(ROWS)
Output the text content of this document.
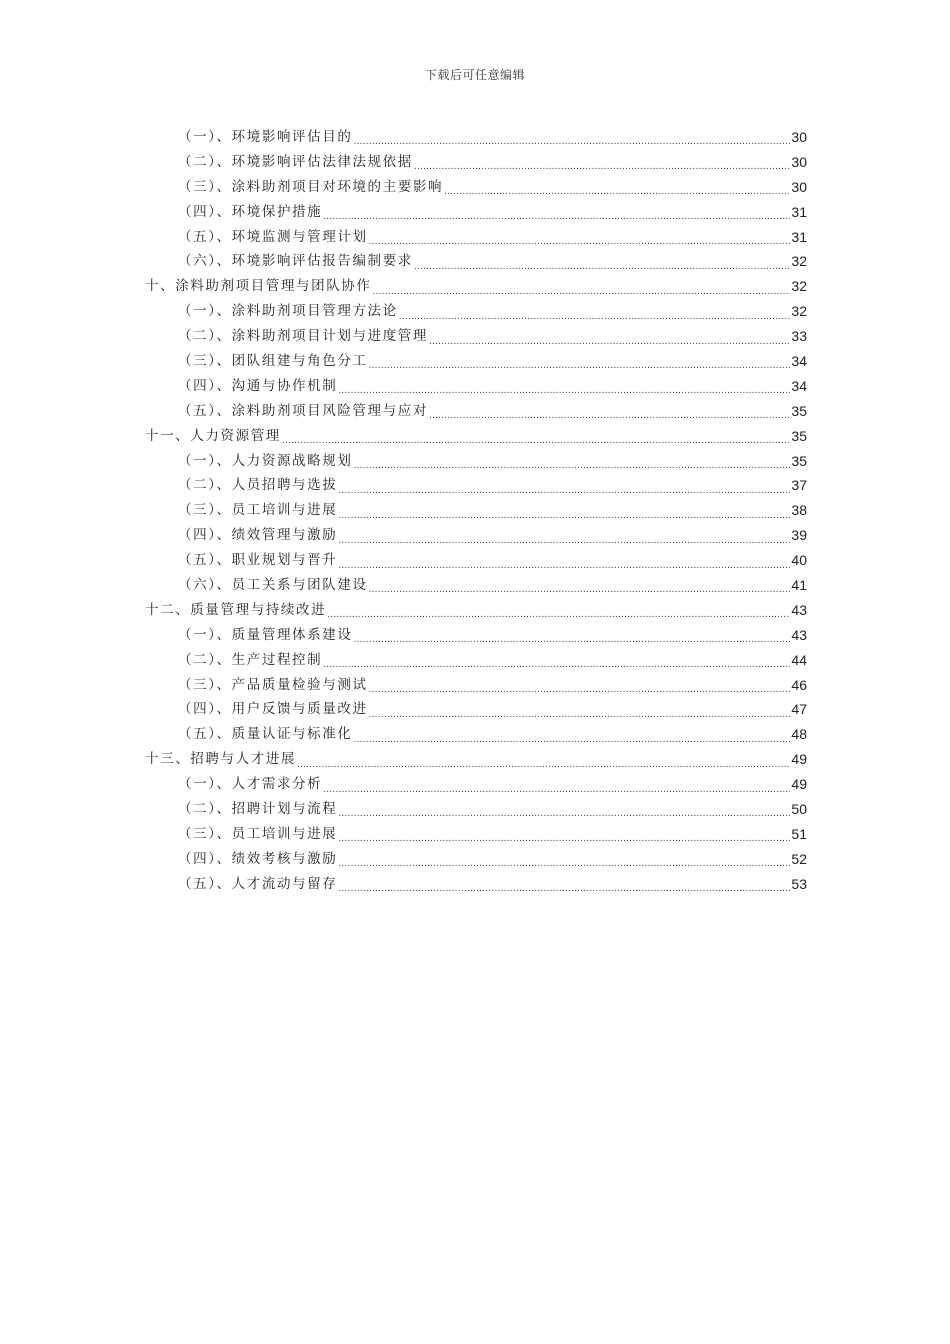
下载后可任意编辑
（一）、环境影响评估目的 .....	30
（二）、环境影响评估法律法规依据 .....	30
（三）、涂料助剂项目对环境的主要影响 .....	30
（四）、环境保护措施 .....	31
（五）、环境监测与管理计划 .....	31
（六）、环境影响评估报告编制要求 .....	32
十、涂料助剂项目管理与团队协作 .....	32
（一）、涂料助剂项目管理方法论 .....	32
（二）、涂料助剂项目计划与进度管理 .....	33
（三）、团队组建与角色分工 .....	34
（四）、沟通与协作机制 .....	34
（五）、涂料助剂项目风险管理与应对 .....	35
十一、人力资源管理 .....	35
（一）、人力资源战略规划 .....	35
（二）、人员招聘与选拔 .....	37
（三）、员工培训与进展 .....	38
（四）、绩效管理与激励 .....	39
（五）、职业规划与晋升 .....	40
（六）、员工关系与团队建设 .....	41
十二、质量管理与持续改进 .....	43
（一）、质量管理体系建设 .....	43
（二）、生产过程控制 .....	44
（三）、产品质量检验与测试 .....	46
（四）、用户反馈与质量改进 .....	47
（五）、质量认证与标准化 .....	48
十三、招聘与人才进展 .....	49
（一）、人才需求分析 .....	49
（二）、招聘计划与流程 .....	50
（三）、员工培训与进展 .....	51
（四）、绩效考核与激励 .....	52
（五）、人才流动与留存 .....	53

(PROBLEM TO SOLVE)
Without including any pictures, please restate all the records exactly.

(SOLVED PROBLEM)
Output the text content of this document.
下载后可任意编辑
（一）、环境影响评估目的 .....	30
（二）、环境影响评估法律法规依据 .....	30
（三）、涂料助剂项目对环境的主要影响 .....	30
（四）、环境保护措施 .....	31
（五）、环境监测与管理计划 .....	31
（六）、环境影响评估报告编制要求 .....	32
十、涂料助剂项目管理与团队协作 .....	32
（一）、涂料助剂项目管理方法论 .....	32
（二）、涂料助剂项目计划与进度管理 .....	33
（三）、团队组建与角色分工 .....	34
（四）、沟通与协作机制 .....	34
（五）、涂料助剂项目风险管理与应对 .....	35
十一、人力资源管理 .....	35
（一）、人力资源战略规划 .....	35
（二）、人员招聘与选拔 .....	37
（三）、员工培训与进展 .....	38
（四）、绩效管理与激励 .....	39
（五）、职业规划与晋升 .....	40
（六）、员工关系与团队建设 .....	41
十二、质量管理与持续改进 .....	43
（一）、质量管理体系建设 .....	43
（二）、生产过程控制 .....	44
（三）、产品质量检验与测试 .....	46
（四）、用户反馈与质量改进 .....	47
（五）、质量认证与标准化 .....	48
十三、招聘与人才进展 .....	49
（一）、人才需求分析 .....	49
（二）、招聘计划与流程 .....	50
（三）、员工培训与进展 .....	51
（四）、绩效考核与激励 .....	52
（五）、人才流动与留存 .....	53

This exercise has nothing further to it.